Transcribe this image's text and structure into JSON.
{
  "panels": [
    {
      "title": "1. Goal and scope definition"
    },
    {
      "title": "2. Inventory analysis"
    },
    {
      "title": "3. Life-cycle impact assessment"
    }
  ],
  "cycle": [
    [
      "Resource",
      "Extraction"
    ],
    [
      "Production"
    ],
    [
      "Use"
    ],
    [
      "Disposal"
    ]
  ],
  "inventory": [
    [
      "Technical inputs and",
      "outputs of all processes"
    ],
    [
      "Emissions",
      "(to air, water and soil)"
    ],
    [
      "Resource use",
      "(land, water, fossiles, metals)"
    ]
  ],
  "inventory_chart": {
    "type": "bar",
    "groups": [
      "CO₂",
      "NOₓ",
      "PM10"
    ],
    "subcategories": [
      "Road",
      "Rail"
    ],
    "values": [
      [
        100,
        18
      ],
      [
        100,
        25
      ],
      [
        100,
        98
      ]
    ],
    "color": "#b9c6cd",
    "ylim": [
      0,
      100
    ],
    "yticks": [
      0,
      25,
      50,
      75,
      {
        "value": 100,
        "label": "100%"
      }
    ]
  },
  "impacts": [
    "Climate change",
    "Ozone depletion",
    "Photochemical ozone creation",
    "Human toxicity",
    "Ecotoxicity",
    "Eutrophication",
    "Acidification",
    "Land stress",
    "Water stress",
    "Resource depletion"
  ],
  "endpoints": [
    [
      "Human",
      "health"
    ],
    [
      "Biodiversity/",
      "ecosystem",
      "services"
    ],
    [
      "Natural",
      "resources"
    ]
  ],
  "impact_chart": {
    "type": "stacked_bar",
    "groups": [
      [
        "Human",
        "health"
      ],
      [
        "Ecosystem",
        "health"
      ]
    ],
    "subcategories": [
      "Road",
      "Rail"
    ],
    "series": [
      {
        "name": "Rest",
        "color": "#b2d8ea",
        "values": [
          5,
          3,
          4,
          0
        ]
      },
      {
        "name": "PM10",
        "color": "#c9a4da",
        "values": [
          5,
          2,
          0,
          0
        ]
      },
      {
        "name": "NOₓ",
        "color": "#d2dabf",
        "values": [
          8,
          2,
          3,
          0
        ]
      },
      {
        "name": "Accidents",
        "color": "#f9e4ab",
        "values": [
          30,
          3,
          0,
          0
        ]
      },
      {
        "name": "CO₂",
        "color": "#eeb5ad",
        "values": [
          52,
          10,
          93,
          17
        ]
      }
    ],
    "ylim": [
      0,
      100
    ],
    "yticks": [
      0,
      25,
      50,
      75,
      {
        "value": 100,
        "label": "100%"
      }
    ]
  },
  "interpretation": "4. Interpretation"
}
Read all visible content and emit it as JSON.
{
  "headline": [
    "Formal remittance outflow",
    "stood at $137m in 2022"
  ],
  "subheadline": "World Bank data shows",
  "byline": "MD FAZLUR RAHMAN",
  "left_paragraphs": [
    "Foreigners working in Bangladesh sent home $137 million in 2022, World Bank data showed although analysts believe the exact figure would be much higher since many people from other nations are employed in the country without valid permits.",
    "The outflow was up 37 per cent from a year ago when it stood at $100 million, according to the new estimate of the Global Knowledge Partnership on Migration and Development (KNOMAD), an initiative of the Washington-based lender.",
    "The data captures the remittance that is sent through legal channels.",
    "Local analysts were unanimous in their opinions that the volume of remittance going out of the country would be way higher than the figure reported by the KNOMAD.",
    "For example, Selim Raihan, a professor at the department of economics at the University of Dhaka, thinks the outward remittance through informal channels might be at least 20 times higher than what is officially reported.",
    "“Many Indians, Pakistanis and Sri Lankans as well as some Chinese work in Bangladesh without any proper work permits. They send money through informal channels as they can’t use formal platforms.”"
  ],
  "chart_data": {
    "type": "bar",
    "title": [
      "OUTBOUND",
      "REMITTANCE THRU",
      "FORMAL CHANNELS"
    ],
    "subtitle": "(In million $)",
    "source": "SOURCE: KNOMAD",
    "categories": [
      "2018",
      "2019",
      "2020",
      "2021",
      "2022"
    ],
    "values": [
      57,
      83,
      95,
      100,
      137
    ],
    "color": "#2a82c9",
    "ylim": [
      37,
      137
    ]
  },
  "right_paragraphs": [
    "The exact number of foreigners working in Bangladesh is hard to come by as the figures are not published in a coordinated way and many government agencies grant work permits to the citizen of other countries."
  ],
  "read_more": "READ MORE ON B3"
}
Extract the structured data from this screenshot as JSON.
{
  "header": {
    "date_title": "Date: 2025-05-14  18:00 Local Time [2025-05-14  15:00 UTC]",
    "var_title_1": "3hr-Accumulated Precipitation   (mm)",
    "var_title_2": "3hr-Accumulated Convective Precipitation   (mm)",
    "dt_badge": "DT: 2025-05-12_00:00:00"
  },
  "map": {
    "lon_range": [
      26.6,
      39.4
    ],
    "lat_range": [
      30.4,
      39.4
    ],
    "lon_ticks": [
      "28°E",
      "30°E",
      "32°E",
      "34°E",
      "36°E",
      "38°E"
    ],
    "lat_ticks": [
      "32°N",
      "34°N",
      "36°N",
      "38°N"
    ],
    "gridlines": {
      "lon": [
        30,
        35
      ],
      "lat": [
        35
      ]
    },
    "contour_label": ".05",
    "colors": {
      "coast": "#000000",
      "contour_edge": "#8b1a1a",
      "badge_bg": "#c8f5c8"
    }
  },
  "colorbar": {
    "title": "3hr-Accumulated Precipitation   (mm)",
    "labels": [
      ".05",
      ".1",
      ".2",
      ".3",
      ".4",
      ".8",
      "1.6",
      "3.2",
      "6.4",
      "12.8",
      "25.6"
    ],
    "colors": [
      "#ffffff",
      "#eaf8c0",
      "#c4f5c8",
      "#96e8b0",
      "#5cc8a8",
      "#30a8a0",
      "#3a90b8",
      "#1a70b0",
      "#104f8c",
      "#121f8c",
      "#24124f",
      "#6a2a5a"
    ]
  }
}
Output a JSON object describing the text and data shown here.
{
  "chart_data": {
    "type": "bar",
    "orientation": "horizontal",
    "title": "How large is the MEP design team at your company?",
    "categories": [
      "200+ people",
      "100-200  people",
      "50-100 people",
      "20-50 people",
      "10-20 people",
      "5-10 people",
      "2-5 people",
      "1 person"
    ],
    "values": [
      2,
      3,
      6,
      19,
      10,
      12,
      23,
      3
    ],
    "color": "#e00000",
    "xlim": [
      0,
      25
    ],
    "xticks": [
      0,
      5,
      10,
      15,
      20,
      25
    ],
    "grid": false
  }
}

.....

> WHAT YOU HAVE TO DO: Copy out each line in the preceding records that contains "Accumulated".

> OUTPUT:
    "var_title_1": "3hr-Accumulated Precipitation   (mm)",
    "var_title_2": "3hr-Accumulated Convective Precipitation   (mm)",
    "title": "3hr-Accumulated Precipitation   (mm)",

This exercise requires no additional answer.